- _PROBLEM DESCRIPTION_
Images are not part of the copy; write out the rest of the data exactly as given.

- _PROVIDED INFORMATION_
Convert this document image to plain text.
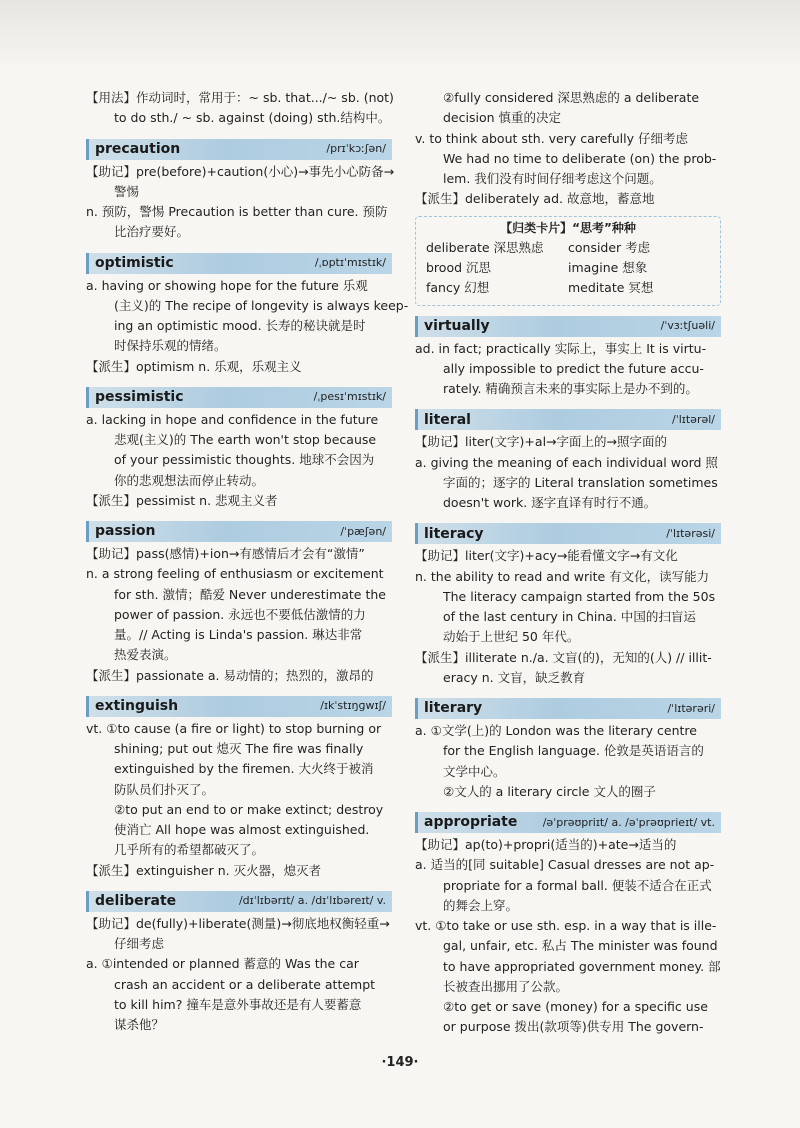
【用法】作动词时，常用于：~ sb. that.../~ sb. (not)
to do sth./ ~ sb. against (doing) sth.结构中。
precaution	/prɪˈkɔːʃən/
【助记】pre(before)+caution(小心)→事先小心防备→
警惕
n. 预防，警惕 Precaution is better than cure. 预防
比治疗要好。
optimistic	/ˌɒptɪˈmɪstɪk/
a. having or showing hope for the future 乐观
(主义)的 The recipe of longevity is always keep-
ing an optimistic mood. 长寿的秘诀就是时
时保持乐观的情绪。
【派生】optimism n. 乐观，乐观主义
pessimistic	/ˌpesɪˈmɪstɪk/
a. lacking in hope and confidence in the future
悲观(主义)的 The earth won't stop because
of your pessimistic thoughts. 地球不会因为
你的悲观想法而停止转动。
【派生】pessimist n. 悲观主义者
passion	/ˈpæʃən/
【助记】pass(感情)+ion→有感情后才会有“激情”
n. a strong feeling of enthusiasm or excitement
for sth. 激情；酷爱 Never underestimate the
power of passion. 永远也不要低估激情的力
量。// Acting is Linda's passion. 琳达非常
热爱表演。
【派生】passionate a. 易动情的；热烈的，激昂的
extinguish	/ɪkˈstɪŋɡwɪʃ/
vt. ①to cause (a fire or light) to stop burning or
shining; put out 熄灭 The fire was finally
extinguished by the firemen. 大火终于被消
防队员们扑灭了。
②to put an end to or make extinct; destroy
使消亡 All hope was almost extinguished.
几乎所有的希望都破灭了。
【派生】extinguisher n. 灭火器，熄灭者
deliberate	/dɪˈlɪbərɪt/ a. /dɪˈlɪbəreɪt/ v.
【助记】de(fully)+liberate(测量)→彻底地权衡轻重→
仔细考虑
a. ①intended or planned 蓄意的 Was the car
crash an accident or a deliberate attempt
to kill him? 撞车是意外事故还是有人要蓄意
谋杀他？
②fully considered 深思熟虑的 a deliberate
decision 慎重的决定
v. to think about sth. very carefully 仔细考虑
We had no time to deliberate (on) the prob-
lem. 我们没有时间仔细考虑这个问题。
【派生】deliberately ad. 故意地，蓄意地
【归类卡片】“思考”种种
deliberate 深思熟虑	consider 考虑
brood 沉思	imagine 想象
fancy 幻想	meditate 冥想
virtually	/ˈvɜːtʃuəli/
ad. in fact; practically 实际上，事实上 It is virtu-
ally impossible to predict the future accu-
rately. 精确预言未来的事实际上是办不到的。
literal	/ˈlɪtərəl/
【助记】liter(文字)+al→字面上的→照字面的
a. giving the meaning of each individual word 照
字面的；逐字的 Literal translation sometimes
doesn't work. 逐字直译有时行不通。
literacy	/ˈlɪtərəsi/
【助记】liter(文字)+acy→能看懂文字→有文化
n. the ability to read and write 有文化，读写能力
The literacy campaign started from the 50s
of the last century in China. 中国的扫盲运
动始于上世纪 50 年代。
【派生】illiterate n./a. 文盲(的)，无知的(人) // illit-
eracy n. 文盲，缺乏教育
literary	/ˈlɪtərəri/
a. ①文学(上)的 London was the literary centre
for the English language. 伦敦是英语语言的
文学中心。
②文人的 a literary circle 文人的圈子
appropriate /əˈprəʊpriɪt/ a. /əˈprəʊprieɪt/ vt.
【助记】ap(to)+propri(适当的)+ate→适当的
a. 适当的[同 suitable] Casual dresses are not ap-
propriate for a formal ball. 便装不适合在正式
的舞会上穿。
vt. ①to take or use sth. esp. in a way that is ille-
gal, unfair, etc. 私占 The minister was found
to have appropriated government money. 部
长被查出挪用了公款。
②to get or save (money) for a specific use
or purpose 拨出(款项等)供专用 The govern-
·149·
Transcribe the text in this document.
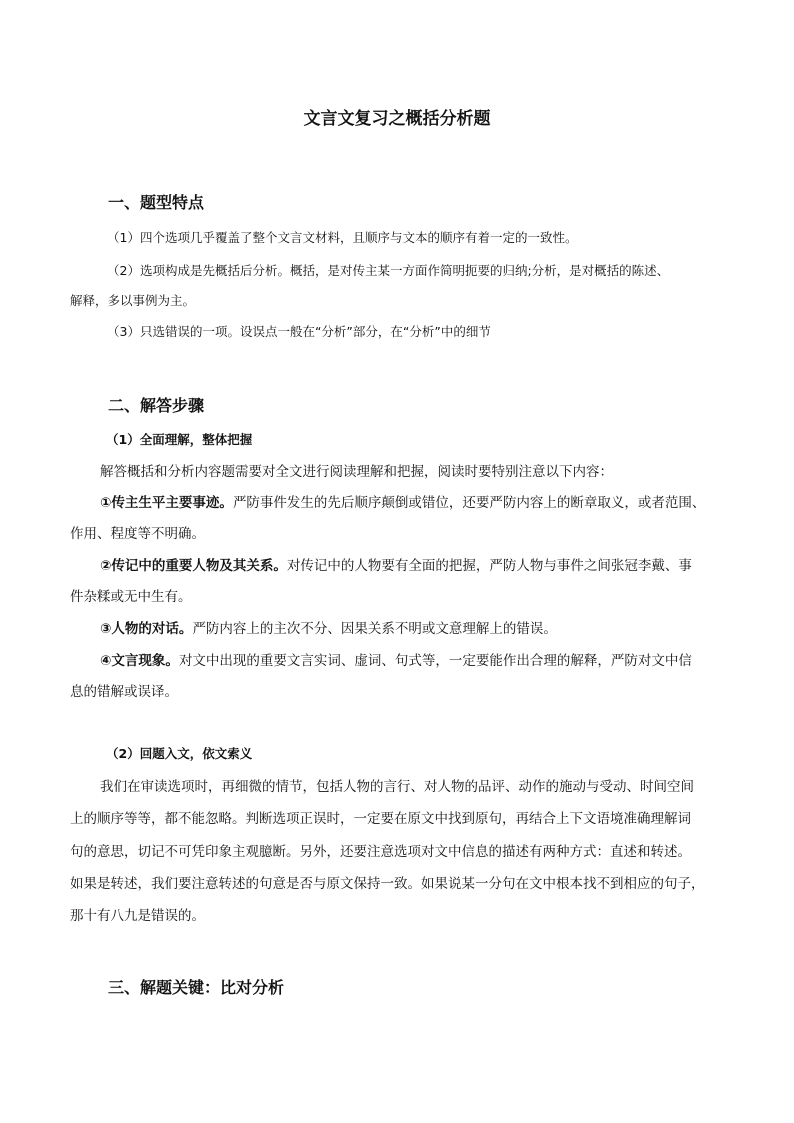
文言文复习之概括分析题
一、题型特点
（1）四个选项几乎覆盖了整个文言文材料，且顺序与文本的顺序有着一定的一致性。
（2）选项构成是先概括后分析。概括，是对传主某一方面作简明扼要的归纳;分析，是对概括的陈述、
解释，多以事例为主。
（3）只选错误的一项。设误点一般在“分析”部分，在“分析”中的细节
二、解答步骤
（1）全面理解，整体把握
解答概括和分析内容题需要对全文进行阅读理解和把握，阅读时要特别注意以下内容：
①传主生平主要事迹。严防事件发生的先后顺序颠倒或错位，还要严防内容上的断章取义，或者范围、
作用、程度等不明确。
②传记中的重要人物及其关系。对传记中的人物要有全面的把握，严防人物与事件之间张冠李戴、事
件杂糅或无中生有。
③人物的对话。严防内容上的主次不分、因果关系不明或文意理解上的错误。
④文言现象。对文中出现的重要文言实词、虚词、句式等，一定要能作出合理的解释，严防对文中信
息的错解或误译。
（2）回题入文，依文索义
我们在审读选项时，再细微的情节，包括人物的言行、对人物的品评、动作的施动与受动、时间空间
上的顺序等等，都不能忽略。判断选项正误时，一定要在原文中找到原句，再结合上下文语境准确理解词
句的意思，切记不可凭印象主观臆断。另外，还要注意选项对文中信息的描述有两种方式：直述和转述。
如果是转述，我们要注意转述的句意是否与原文保持一致。如果说某一分句在文中根本找不到相应的句子，
那十有八九是错误的。
三、解题关键：比对分析
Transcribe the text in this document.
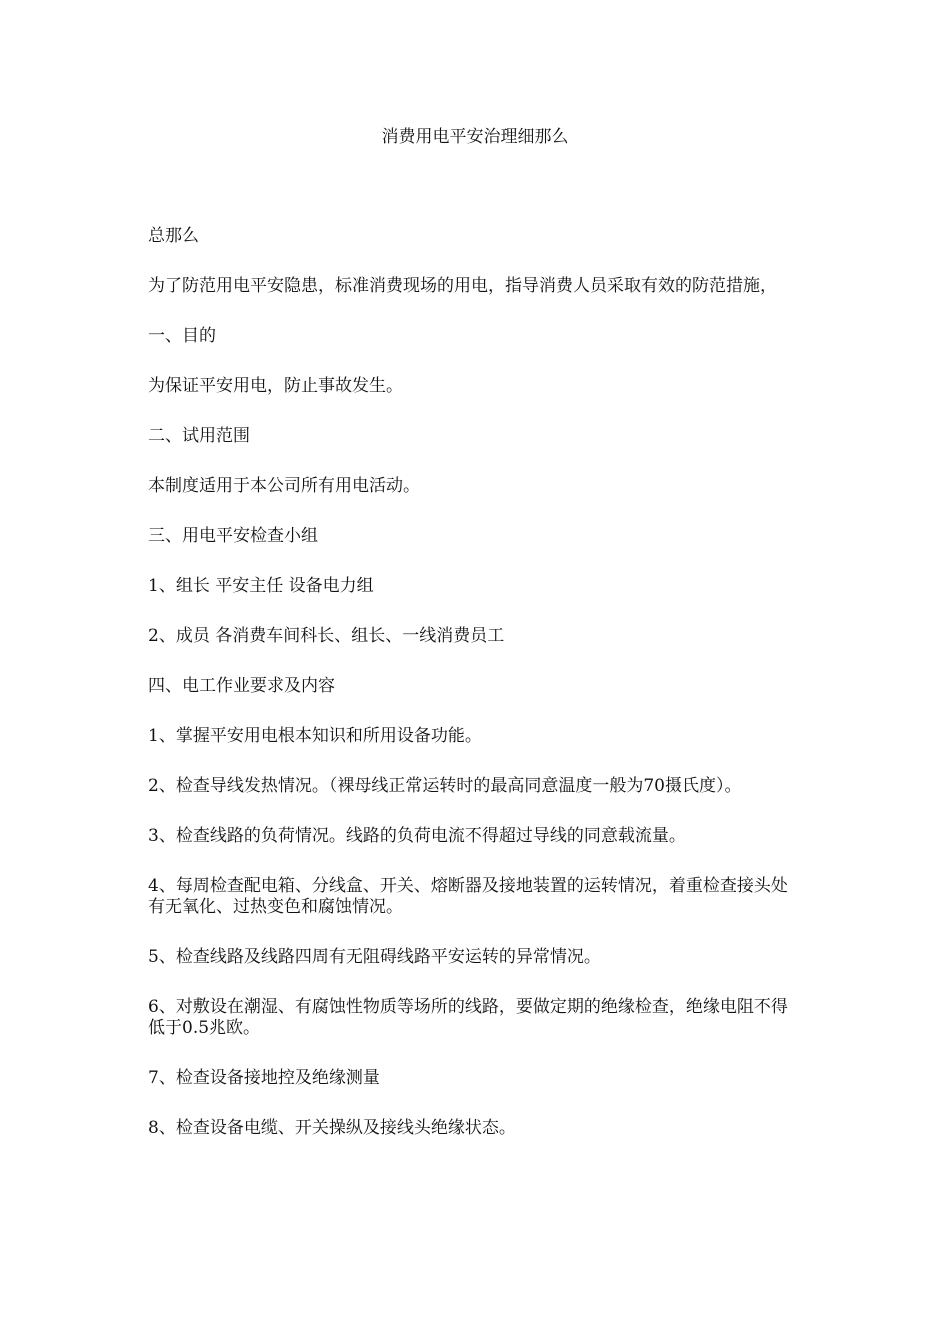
消费用电平安治理细那么

总那么

为了防范用电平安隐患，标准消费现场的用电，指导消费人员采取有效的防范措施，

一、目的

为保证平安用电，防止事故发生。

二、试用范围

本制度适用于本公司所有用电活动。

三、用电平安检查小组

1、组长 平安主任 设备电力组

2、成员 各消费车间科长、组长、一线消费员工

四、电工作业要求及内容

1、掌握平安用电根本知识和所用设备功能。

2、检查导线发热情况。（裸母线正常运转时的最高同意温度一般为70摄氏度）。

3、检查线路的负荷情况。线路的负荷电流不得超过导线的同意载流量。

4、每周检查配电箱、分线盒、开关、熔断器及接地装置的运转情况，着重检查接头处有无氧化、过热变色和腐蚀情况。

5、检查线路及线路四周有无阻碍线路平安运转的异常情况。

6、对敷设在潮湿、有腐蚀性物质等场所的线路，要做定期的绝缘检查，绝缘电阻不得低于0.5兆欧。

7、检查设备接地控及绝缘测量

8、检查设备电缆、开关操纵及接线头绝缘状态。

- _CORRECT RESULT_
Convert this document image to plain text.
【用法】作动词时，常用于：~ sb. that.../~ sb. (not)
to do sth./ ~ sb. against (doing) sth.结构中。
precaution	/prɪˈkɔːʃən/
【助记】pre(before)+caution(小心)→事先小心防备→
警惕
n. 预防，警惕 Precaution is better than cure. 预防
比治疗要好。
optimistic	/ˌɒptɪˈmɪstɪk/
a. having or showing hope for the future 乐观
(主义)的 The recipe of longevity is always keep-
ing an optimistic mood. 长寿的秘诀就是时
时保持乐观的情绪。
【派生】optimism n. 乐观，乐观主义
pessimistic	/ˌpesɪˈmɪstɪk/
a. lacking in hope and confidence in the future
悲观(主义)的 The earth won't stop because
of your pessimistic thoughts. 地球不会因为
你的悲观想法而停止转动。
【派生】pessimist n. 悲观主义者
passion	/ˈpæʃən/
【助记】pass(感情)+ion→有感情后才会有“激情”
n. a strong feeling of enthusiasm or excitement
for sth. 激情；酷爱 Never underestimate the
power of passion. 永远也不要低估激情的力
量。// Acting is Linda's passion. 琳达非常
热爱表演。
【派生】passionate a. 易动情的；热烈的，激昂的
extinguish	/ɪkˈstɪŋɡwɪʃ/
vt. ①to cause (a fire or light) to stop burning or
shining; put out 熄灭 The fire was finally
extinguished by the firemen. 大火终于被消
防队员们扑灭了。
②to put an end to or make extinct; destroy
使消亡 All hope was almost extinguished.
几乎所有的希望都破灭了。
【派生】extinguisher n. 灭火器，熄灭者
deliberate	/dɪˈlɪbərɪt/ a. /dɪˈlɪbəreɪt/ v.
【助记】de(fully)+liberate(测量)→彻底地权衡轻重→
仔细考虑
a. ①intended or planned 蓄意的 Was the car
crash an accident or a deliberate attempt
to kill him? 撞车是意外事故还是有人要蓄意
谋杀他？
②fully considered 深思熟虑的 a deliberate
decision 慎重的决定
v. to think about sth. very carefully 仔细考虑
We had no time to deliberate (on) the prob-
lem. 我们没有时间仔细考虑这个问题。
【派生】deliberately ad. 故意地，蓄意地
【归类卡片】“思考”种种
deliberate 深思熟虑	consider 考虑
brood 沉思	imagine 想象
fancy 幻想	meditate 冥想
virtually	/ˈvɜːtʃuəli/
ad. in fact; practically 实际上，事实上 It is virtu-
ally impossible to predict the future accu-
rately. 精确预言未来的事实际上是办不到的。
literal	/ˈlɪtərəl/
【助记】liter(文字)+al→字面上的→照字面的
a. giving the meaning of each individual word 照
字面的；逐字的 Literal translation sometimes
doesn't work. 逐字直译有时行不通。
literacy	/ˈlɪtərəsi/
【助记】liter(文字)+acy→能看懂文字→有文化
n. the ability to read and write 有文化，读写能力
The literacy campaign started from the 50s
of the last century in China. 中国的扫盲运
动始于上世纪 50 年代。
【派生】illiterate n./a. 文盲(的)，无知的(人) // illit-
eracy n. 文盲，缺乏教育
literary	/ˈlɪtərəri/
a. ①文学(上)的 London was the literary centre
for the English language. 伦敦是英语语言的
文学中心。
②文人的 a literary circle 文人的圈子
appropriate /əˈprəʊpriɪt/ a. /əˈprəʊprieɪt/ vt.
【助记】ap(to)+propri(适当的)+ate→适当的
a. 适当的[同 suitable] Casual dresses are not ap-
propriate for a formal ball. 便装不适合在正式
的舞会上穿。
vt. ①to take or use sth. esp. in a way that is ille-
gal, unfair, etc. 私占 The minister was found
to have appropriated government money. 部
长被查出挪用了公款。
②to get or save (money) for a specific use
or purpose 拨出(款项等)供专用 The govern-
·149·
Transcribe the text in this document.
文言文复习之概括分析题
一、题型特点
（1）四个选项几乎覆盖了整个文言文材料，且顺序与文本的顺序有着一定的一致性。
（2）选项构成是先概括后分析。概括，是对传主某一方面作简明扼要的归纳;分析，是对概括的陈述、
解释，多以事例为主。
（3）只选错误的一项。设误点一般在“分析”部分，在“分析”中的细节
二、解答步骤
（1）全面理解，整体把握
解答概括和分析内容题需要对全文进行阅读理解和把握，阅读时要特别注意以下内容：
①传主生平主要事迹。严防事件发生的先后顺序颠倒或错位，还要严防内容上的断章取义，或者范围、
作用、程度等不明确。
②传记中的重要人物及其关系。对传记中的人物要有全面的把握，严防人物与事件之间张冠李戴、事
件杂糅或无中生有。
③人物的对话。严防内容上的主次不分、因果关系不明或文意理解上的错误。
④文言现象。对文中出现的重要文言实词、虚词、句式等，一定要能作出合理的解释，严防对文中信
息的错解或误译。
（2）回题入文，依文索义
我们在审读选项时，再细微的情节，包括人物的言行、对人物的品评、动作的施动与受动、时间空间
上的顺序等等，都不能忽略。判断选项正误时，一定要在原文中找到原句，再结合上下文语境准确理解词
句的意思，切记不可凭印象主观臆断。另外，还要注意选项对文中信息的描述有两种方式：直述和转述。
如果是转述，我们要注意转述的句意是否与原文保持一致。如果说某一分句在文中根本找不到相应的句子，
那十有八九是错误的。
三、解题关键：比对分析
Transcribe the text in this document.
消费用电平安治理细那么

总那么

为了防范用电平安隐患，标准消费现场的用电，指导消费人员采取有效的防范措施，

一、目的

为保证平安用电，防止事故发生。

二、试用范围

本制度适用于本公司所有用电活动。

三、用电平安检查小组

1、组长 平安主任 设备电力组

2、成员 各消费车间科长、组长、一线消费员工

四、电工作业要求及内容

1、掌握平安用电根本知识和所用设备功能。

2、检查导线发热情况。（裸母线正常运转时的最高同意温度一般为70摄氏度）。

3、检查线路的负荷情况。线路的负荷电流不得超过导线的同意载流量。

4、每周检查配电箱、分线盒、开关、熔断器及接地装置的运转情况，着重检查接头处有无氧化、过热变色和腐蚀情况。

5、检查线路及线路四周有无阻碍线路平安运转的异常情况。

6、对敷设在潮湿、有腐蚀性物质等场所的线路，要做定期的绝缘检查，绝缘电阻不得低于0.5兆欧。

7、检查设备接地控及绝缘测量

8、检查设备电缆、开关操纵及接线头绝缘状态。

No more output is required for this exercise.